Gather all lines with "content" from the records.

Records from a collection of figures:

===

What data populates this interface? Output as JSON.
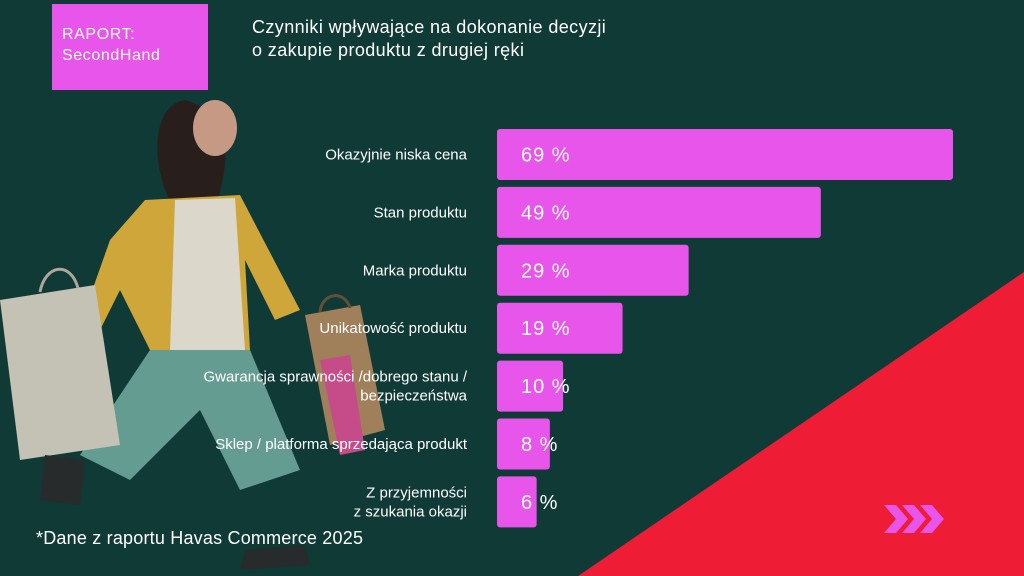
{
  "badge": {
    "line1": "RAPORT:",
    "line2": "SecondHand"
  },
  "title": {
    "line1": "Czynniki wpływające na dokonanie decyzji",
    "line2": "o zakupie produktu z drugiej ręki"
  },
  "footnote": "*Dane z raportu Havas Commerce 2025",
  "colors": {
    "background": "#0f3a36",
    "bar": "#e855ea",
    "accent_red": "#ee1c35",
    "arrows": "#e855ea"
  },
  "icons": {
    "arrows": "triple-chevron-right-icon"
  },
  "chart_data": {
    "type": "bar",
    "orientation": "horizontal",
    "categories": [
      [
        "Okazyjnie niska cena"
      ],
      [
        "Stan produktu"
      ],
      [
        "Marka produktu"
      ],
      [
        "Unikatowość produktu"
      ],
      [
        "Gwarancja sprawności /dobrego stanu /",
        "bezpieczeństwa"
      ],
      [
        "Sklep / platforma sprzedająca produkt"
      ],
      [
        "Z przyjemności",
        "z szukania okazji"
      ]
    ],
    "values": [
      69,
      49,
      29,
      19,
      10,
      8,
      6
    ],
    "value_labels": [
      "69 %",
      "49 %",
      "29 %",
      "19 %",
      "10 %",
      "8 %",
      "6 %"
    ],
    "unit": "%"
  }
}
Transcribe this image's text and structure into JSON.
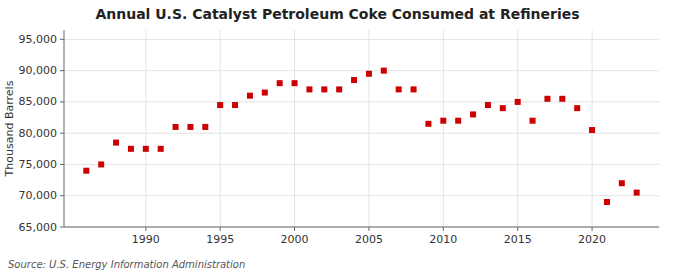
{
  "chart_data": {
    "type": "scatter",
    "title": "Annual U.S. Catalyst Petroleum Coke Consumed at Refineries",
    "ylabel": "Thousand Barrels",
    "source": "Source: U.S. Energy Information Administration",
    "x": [
      1986,
      1987,
      1988,
      1989,
      1990,
      1991,
      1992,
      1993,
      1994,
      1995,
      1996,
      1997,
      1998,
      1999,
      2000,
      2001,
      2002,
      2003,
      2004,
      2005,
      2006,
      2007,
      2008,
      2009,
      2010,
      2011,
      2012,
      2013,
      2014,
      2015,
      2016,
      2017,
      2018,
      2019,
      2020,
      2021,
      2022,
      2023
    ],
    "values": [
      74000,
      75000,
      78500,
      77500,
      77500,
      77500,
      81000,
      81000,
      81000,
      84500,
      84500,
      86000,
      86500,
      88000,
      88000,
      87000,
      87000,
      87000,
      88500,
      89500,
      90000,
      87000,
      87000,
      81500,
      82000,
      82000,
      83000,
      84500,
      84000,
      85000,
      82000,
      85500,
      85500,
      84000,
      80500,
      69000,
      72000,
      70500
    ],
    "color": "#cc0000",
    "marker": "square",
    "xlim": [
      1984.5,
      2024.5
    ],
    "xticks": [
      1990,
      1995,
      2000,
      2005,
      2010,
      2015,
      2020
    ],
    "ylim": [
      65000,
      96500
    ],
    "yticks": [
      {
        "value": 65000,
        "label": "65,000"
      },
      {
        "value": 70000,
        "label": "70,000"
      },
      {
        "value": 75000,
        "label": "75,000"
      },
      {
        "value": 80000,
        "label": "80,000"
      },
      {
        "value": 85000,
        "label": "85,000"
      },
      {
        "value": 90000,
        "label": "90,000"
      },
      {
        "value": 95000,
        "label": "95,000"
      }
    ],
    "grid": true
  }
}
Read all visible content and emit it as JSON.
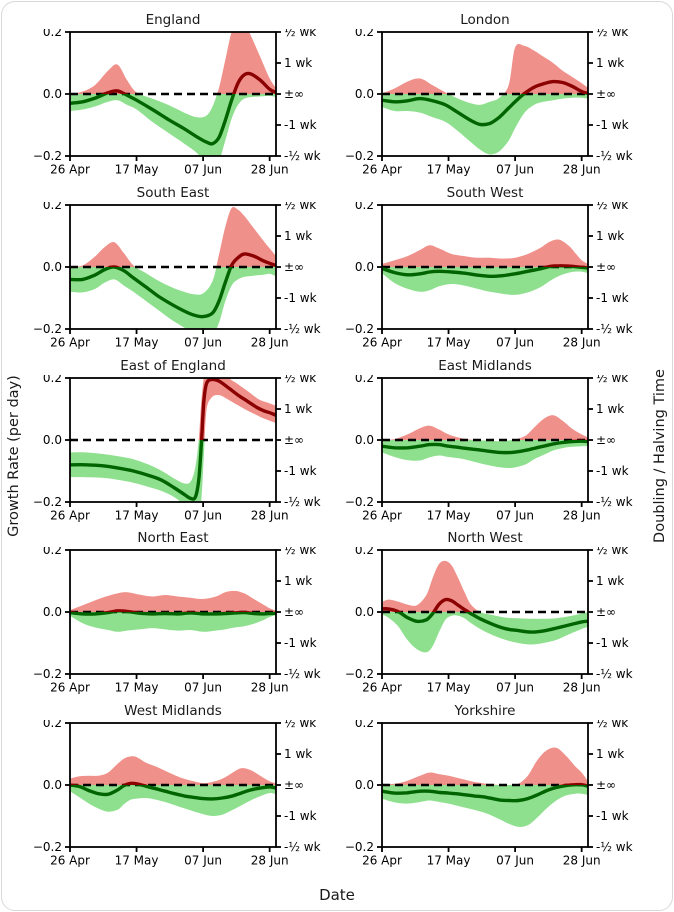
{
  "page": {
    "left_axis_label": "Growth Rate (per day)",
    "right_axis_label": "Doubling / Halving Time",
    "x_axis_label": "Date"
  },
  "axes": {
    "x_domain": [
      0,
      65
    ],
    "x_tick_days": [
      0,
      21,
      42,
      63
    ],
    "x_tick_labels": [
      "26 Apr",
      "17 May",
      "07 Jun",
      "28 Jun"
    ],
    "ylim": [
      -0.2,
      0.2
    ],
    "left_ticks": [
      {
        "v": 0.2,
        "label": "0.2"
      },
      {
        "v": 0.0,
        "label": "0.0"
      },
      {
        "v": -0.2,
        "label": "−0.2"
      }
    ],
    "right_ticks": [
      {
        "v": 0.2,
        "label": "½ wk"
      },
      {
        "v": 0.1,
        "label": "1 wk"
      },
      {
        "v": 0.0,
        "label": "±∞"
      },
      {
        "v": -0.1,
        "label": "-1 wk"
      },
      {
        "v": -0.2,
        "label": "-½ wk"
      }
    ]
  },
  "colors": {
    "band_positive": "#f0908a",
    "band_negative": "#8ee08e",
    "line_positive": "#8b0000",
    "line_negative": "#006400",
    "zero_line": "#000000",
    "axis": "#000000"
  },
  "chart_data": [
    {
      "type": "line",
      "title": "England",
      "x": [
        0,
        4,
        8,
        12,
        15,
        18,
        21,
        26,
        31,
        36,
        40,
        43,
        45,
        47,
        49,
        51,
        53,
        55,
        57,
        60,
        63,
        65
      ],
      "mean": [
        -0.03,
        -0.025,
        -0.013,
        0.004,
        0.01,
        -0.004,
        -0.02,
        -0.05,
        -0.082,
        -0.112,
        -0.138,
        -0.155,
        -0.16,
        -0.14,
        -0.085,
        -0.02,
        0.035,
        0.062,
        0.065,
        0.045,
        0.015,
        0.005
      ],
      "upper": [
        0.0,
        0.008,
        0.03,
        0.075,
        0.095,
        0.045,
        0.005,
        -0.015,
        -0.035,
        -0.06,
        -0.075,
        -0.07,
        -0.04,
        0.02,
        0.11,
        0.2,
        0.24,
        0.23,
        0.19,
        0.12,
        0.05,
        0.02
      ],
      "lower": [
        -0.055,
        -0.05,
        -0.04,
        -0.025,
        -0.02,
        -0.035,
        -0.05,
        -0.09,
        -0.125,
        -0.16,
        -0.19,
        -0.225,
        -0.23,
        -0.215,
        -0.15,
        -0.08,
        -0.035,
        -0.015,
        -0.01,
        -0.008,
        -0.006,
        -0.01
      ]
    },
    {
      "type": "line",
      "title": "London",
      "x": [
        0,
        4,
        8,
        12,
        16,
        20,
        24,
        28,
        31,
        34,
        37,
        40,
        42,
        45,
        48,
        51,
        54,
        57,
        60,
        63,
        65
      ],
      "mean": [
        -0.02,
        -0.025,
        -0.022,
        -0.015,
        -0.022,
        -0.035,
        -0.06,
        -0.085,
        -0.098,
        -0.095,
        -0.075,
        -0.045,
        -0.025,
        0.002,
        0.022,
        0.033,
        0.04,
        0.037,
        0.025,
        0.008,
        0.002
      ],
      "upper": [
        0.002,
        0.018,
        0.04,
        0.05,
        0.028,
        0.005,
        -0.015,
        -0.03,
        -0.035,
        -0.025,
        -0.012,
        0.03,
        0.15,
        0.155,
        0.14,
        0.12,
        0.1,
        0.075,
        0.055,
        0.035,
        0.02
      ],
      "lower": [
        -0.042,
        -0.055,
        -0.055,
        -0.06,
        -0.075,
        -0.09,
        -0.12,
        -0.155,
        -0.18,
        -0.195,
        -0.185,
        -0.15,
        -0.11,
        -0.06,
        -0.035,
        -0.025,
        -0.02,
        -0.015,
        -0.012,
        -0.012,
        -0.015
      ]
    },
    {
      "type": "line",
      "title": "South East",
      "x": [
        0,
        4,
        8,
        11,
        14,
        17,
        20,
        24,
        28,
        32,
        36,
        39,
        42,
        45,
        47,
        49,
        51,
        53,
        55,
        58,
        61,
        63,
        65
      ],
      "mean": [
        -0.04,
        -0.04,
        -0.025,
        -0.008,
        0.0,
        -0.012,
        -0.035,
        -0.065,
        -0.095,
        -0.12,
        -0.142,
        -0.155,
        -0.16,
        -0.148,
        -0.11,
        -0.05,
        0.005,
        0.03,
        0.042,
        0.035,
        0.02,
        0.012,
        0.005
      ],
      "upper": [
        0.0,
        0.005,
        0.035,
        0.065,
        0.08,
        0.045,
        0.005,
        -0.02,
        -0.045,
        -0.065,
        -0.08,
        -0.088,
        -0.085,
        -0.045,
        0.04,
        0.13,
        0.19,
        0.185,
        0.165,
        0.125,
        0.085,
        0.06,
        0.035
      ],
      "lower": [
        -0.08,
        -0.082,
        -0.07,
        -0.05,
        -0.04,
        -0.06,
        -0.08,
        -0.11,
        -0.14,
        -0.17,
        -0.195,
        -0.215,
        -0.225,
        -0.22,
        -0.18,
        -0.11,
        -0.06,
        -0.04,
        -0.032,
        -0.028,
        -0.025,
        -0.022,
        -0.03
      ]
    },
    {
      "type": "line",
      "title": "South West",
      "x": [
        0,
        4,
        8,
        12,
        15,
        18,
        22,
        26,
        30,
        34,
        38,
        42,
        46,
        50,
        53,
        56,
        59,
        61,
        63,
        65
      ],
      "mean": [
        -0.005,
        -0.018,
        -0.025,
        -0.022,
        -0.016,
        -0.014,
        -0.016,
        -0.02,
        -0.026,
        -0.03,
        -0.028,
        -0.022,
        -0.014,
        -0.006,
        0.002,
        0.004,
        0.003,
        0.001,
        -0.001,
        -0.003
      ],
      "upper": [
        0.01,
        0.022,
        0.035,
        0.055,
        0.07,
        0.06,
        0.042,
        0.035,
        0.03,
        0.03,
        0.027,
        0.03,
        0.042,
        0.062,
        0.082,
        0.088,
        0.068,
        0.045,
        0.022,
        0.01
      ],
      "lower": [
        -0.02,
        -0.052,
        -0.07,
        -0.08,
        -0.075,
        -0.062,
        -0.055,
        -0.06,
        -0.07,
        -0.08,
        -0.086,
        -0.09,
        -0.082,
        -0.065,
        -0.045,
        -0.028,
        -0.018,
        -0.015,
        -0.015,
        -0.02
      ]
    },
    {
      "type": "line",
      "title": "East of England",
      "x": [
        0,
        5,
        10,
        15,
        20,
        25,
        29,
        33,
        36,
        38,
        39.5,
        40.6,
        41.4,
        42.2,
        43,
        44.5,
        47,
        50,
        53,
        56,
        59,
        61,
        63,
        65
      ],
      "mean": [
        -0.08,
        -0.08,
        -0.083,
        -0.09,
        -0.1,
        -0.115,
        -0.13,
        -0.155,
        -0.175,
        -0.188,
        -0.185,
        -0.13,
        -0.02,
        0.12,
        0.18,
        0.195,
        0.19,
        0.168,
        0.145,
        0.125,
        0.105,
        0.095,
        0.088,
        0.08
      ],
      "upper": [
        -0.04,
        -0.04,
        -0.045,
        -0.052,
        -0.062,
        -0.08,
        -0.1,
        -0.125,
        -0.14,
        -0.135,
        -0.09,
        0.0,
        0.12,
        0.2,
        0.23,
        0.24,
        0.225,
        0.2,
        0.18,
        0.158,
        0.135,
        0.125,
        0.118,
        0.11
      ],
      "lower": [
        -0.12,
        -0.12,
        -0.122,
        -0.128,
        -0.138,
        -0.152,
        -0.165,
        -0.185,
        -0.21,
        -0.235,
        -0.245,
        -0.24,
        -0.2,
        -0.06,
        0.09,
        0.135,
        0.145,
        0.13,
        0.112,
        0.095,
        0.08,
        0.07,
        0.062,
        0.055
      ]
    },
    {
      "type": "line",
      "title": "East Midlands",
      "x": [
        0,
        4,
        8,
        12,
        15,
        18,
        21,
        25,
        29,
        33,
        37,
        41,
        45,
        48,
        51,
        54,
        57,
        60,
        63,
        65
      ],
      "mean": [
        -0.02,
        -0.025,
        -0.025,
        -0.02,
        -0.015,
        -0.015,
        -0.02,
        -0.025,
        -0.03,
        -0.035,
        -0.04,
        -0.04,
        -0.034,
        -0.027,
        -0.02,
        -0.013,
        -0.008,
        -0.005,
        -0.004,
        -0.005
      ],
      "upper": [
        0.0,
        0.003,
        0.018,
        0.038,
        0.046,
        0.034,
        0.018,
        0.006,
        0.0,
        -0.002,
        -0.004,
        0.0,
        0.012,
        0.04,
        0.068,
        0.08,
        0.062,
        0.036,
        0.018,
        0.008
      ],
      "lower": [
        -0.04,
        -0.055,
        -0.065,
        -0.066,
        -0.056,
        -0.05,
        -0.055,
        -0.06,
        -0.07,
        -0.08,
        -0.088,
        -0.09,
        -0.08,
        -0.062,
        -0.048,
        -0.034,
        -0.026,
        -0.022,
        -0.02,
        -0.02
      ]
    },
    {
      "type": "line",
      "title": "North East",
      "x": [
        0,
        4,
        8,
        12,
        15,
        18,
        22,
        26,
        30,
        34,
        38,
        42,
        46,
        49,
        52,
        55,
        58,
        61,
        63,
        65
      ],
      "mean": [
        -0.002,
        -0.006,
        -0.006,
        -0.002,
        0.004,
        0.002,
        -0.004,
        -0.006,
        -0.005,
        -0.006,
        -0.003,
        -0.006,
        -0.006,
        -0.005,
        -0.003,
        -0.002,
        -0.005,
        -0.006,
        -0.005,
        -0.004
      ],
      "upper": [
        0.006,
        0.022,
        0.038,
        0.052,
        0.06,
        0.064,
        0.056,
        0.05,
        0.055,
        0.05,
        0.046,
        0.042,
        0.05,
        0.064,
        0.068,
        0.06,
        0.042,
        0.024,
        0.012,
        0.004
      ],
      "lower": [
        -0.012,
        -0.036,
        -0.05,
        -0.058,
        -0.064,
        -0.06,
        -0.056,
        -0.052,
        -0.056,
        -0.06,
        -0.058,
        -0.064,
        -0.06,
        -0.056,
        -0.05,
        -0.046,
        -0.038,
        -0.026,
        -0.016,
        -0.01
      ]
    },
    {
      "type": "line",
      "title": "North West",
      "x": [
        0,
        2,
        5,
        8,
        11,
        14,
        16,
        18,
        20,
        22,
        24,
        26,
        28,
        31,
        35,
        39,
        43,
        47,
        51,
        55,
        59,
        63,
        65
      ],
      "mean": [
        0.01,
        0.01,
        0.002,
        -0.018,
        -0.03,
        -0.025,
        -0.005,
        0.025,
        0.04,
        0.036,
        0.022,
        0.008,
        -0.005,
        -0.022,
        -0.04,
        -0.054,
        -0.06,
        -0.065,
        -0.061,
        -0.052,
        -0.042,
        -0.032,
        -0.03
      ],
      "upper": [
        0.032,
        0.04,
        0.034,
        0.024,
        0.022,
        0.055,
        0.11,
        0.155,
        0.165,
        0.15,
        0.11,
        0.065,
        0.025,
        0.0,
        -0.01,
        -0.018,
        -0.02,
        -0.022,
        -0.022,
        -0.02,
        -0.014,
        -0.005,
        0.0
      ],
      "lower": [
        -0.008,
        -0.018,
        -0.045,
        -0.09,
        -0.12,
        -0.13,
        -0.11,
        -0.065,
        -0.025,
        -0.012,
        -0.012,
        -0.02,
        -0.035,
        -0.055,
        -0.075,
        -0.09,
        -0.1,
        -0.105,
        -0.1,
        -0.09,
        -0.072,
        -0.055,
        -0.048
      ]
    },
    {
      "type": "line",
      "title": "West Midlands",
      "x": [
        0,
        3,
        6,
        9,
        12,
        15,
        17,
        19,
        21,
        24,
        27,
        30,
        33,
        36,
        39,
        42,
        45,
        48,
        51,
        54,
        57,
        60,
        63,
        65
      ],
      "mean": [
        0.0,
        -0.005,
        -0.018,
        -0.028,
        -0.03,
        -0.016,
        -0.002,
        0.005,
        0.004,
        -0.004,
        -0.012,
        -0.02,
        -0.028,
        -0.035,
        -0.04,
        -0.044,
        -0.045,
        -0.042,
        -0.036,
        -0.026,
        -0.016,
        -0.01,
        -0.006,
        -0.01
      ],
      "upper": [
        0.02,
        0.028,
        0.03,
        0.03,
        0.04,
        0.068,
        0.085,
        0.092,
        0.09,
        0.072,
        0.06,
        0.046,
        0.032,
        0.02,
        0.012,
        0.006,
        0.01,
        0.02,
        0.038,
        0.054,
        0.048,
        0.03,
        0.012,
        0.005
      ],
      "lower": [
        -0.02,
        -0.04,
        -0.06,
        -0.076,
        -0.086,
        -0.08,
        -0.062,
        -0.048,
        -0.044,
        -0.042,
        -0.047,
        -0.055,
        -0.065,
        -0.075,
        -0.085,
        -0.094,
        -0.1,
        -0.096,
        -0.082,
        -0.066,
        -0.05,
        -0.036,
        -0.026,
        -0.03
      ]
    },
    {
      "type": "line",
      "title": "Yorkshire",
      "x": [
        0,
        4,
        8,
        12,
        15,
        18,
        21,
        25,
        29,
        33,
        37,
        40,
        43,
        46,
        49,
        52,
        55,
        58,
        61,
        63,
        65
      ],
      "mean": [
        -0.02,
        -0.026,
        -0.025,
        -0.02,
        -0.02,
        -0.024,
        -0.026,
        -0.03,
        -0.035,
        -0.04,
        -0.048,
        -0.05,
        -0.05,
        -0.044,
        -0.032,
        -0.018,
        -0.008,
        -0.002,
        0.001,
        0.001,
        -0.004
      ],
      "upper": [
        0.004,
        0.004,
        0.014,
        0.03,
        0.04,
        0.035,
        0.03,
        0.02,
        0.01,
        0.004,
        0.0,
        0.0,
        0.004,
        0.03,
        0.08,
        0.112,
        0.12,
        0.095,
        0.06,
        0.04,
        0.012
      ],
      "lower": [
        -0.044,
        -0.056,
        -0.06,
        -0.055,
        -0.05,
        -0.055,
        -0.06,
        -0.07,
        -0.08,
        -0.092,
        -0.11,
        -0.125,
        -0.135,
        -0.13,
        -0.105,
        -0.075,
        -0.05,
        -0.034,
        -0.028,
        -0.028,
        -0.032
      ]
    }
  ]
}
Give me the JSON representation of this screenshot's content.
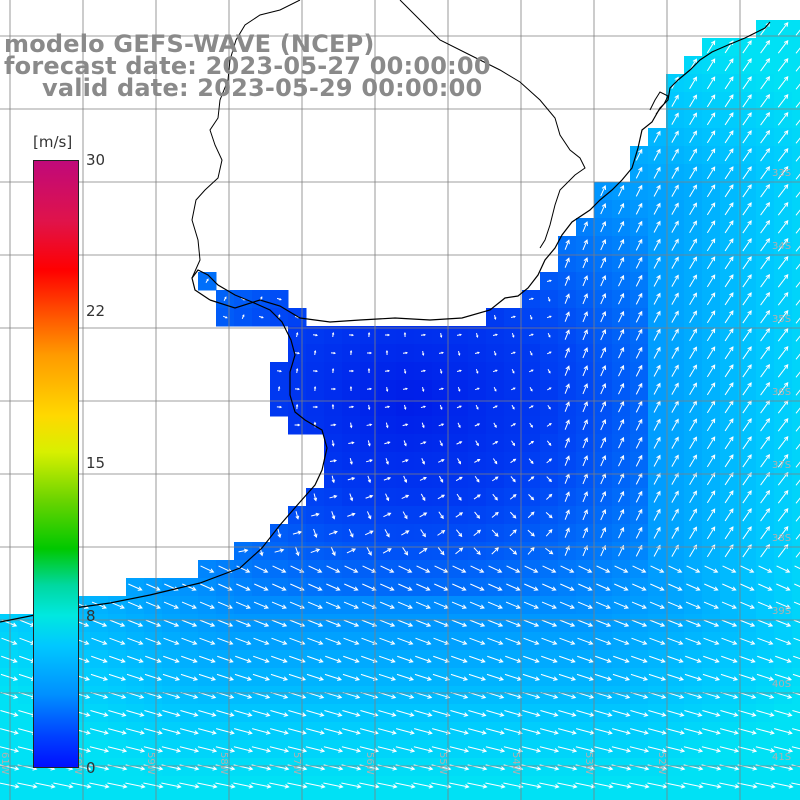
{
  "title": {
    "line1": "modelo GEFS-WAVE (NCEP)",
    "line2": "forecast date: 2023-05-27 00:00:00",
    "line3": "valid date: 2023-05-29 00:00:00"
  },
  "colorbar": {
    "unit": "[m/s]",
    "ticks": [
      "30",
      "22",
      "15",
      "8",
      "0"
    ],
    "min": 0,
    "max": 30,
    "tick_values": [
      30,
      22,
      15,
      8,
      0
    ]
  },
  "map": {
    "field": "wind speed",
    "lon_labels": [
      "61W",
      "60W",
      "59W",
      "58W",
      "57W",
      "56W",
      "55W",
      "54W",
      "53W",
      "52W"
    ],
    "lat_labels": [
      "33S",
      "34S",
      "35S",
      "36S",
      "37S",
      "38S",
      "39S",
      "40S",
      "41S"
    ],
    "colors": {
      "land": "#ffffff",
      "coastline": "#000000",
      "grid": "#7f7f7f",
      "label": "#8a8a8a",
      "arrow": "#ffffff"
    }
  }
}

===

• EXERCISE OUTPUT
Read all visible content and emit it as JSON.
Give me the JSON representation of this screenshot's content.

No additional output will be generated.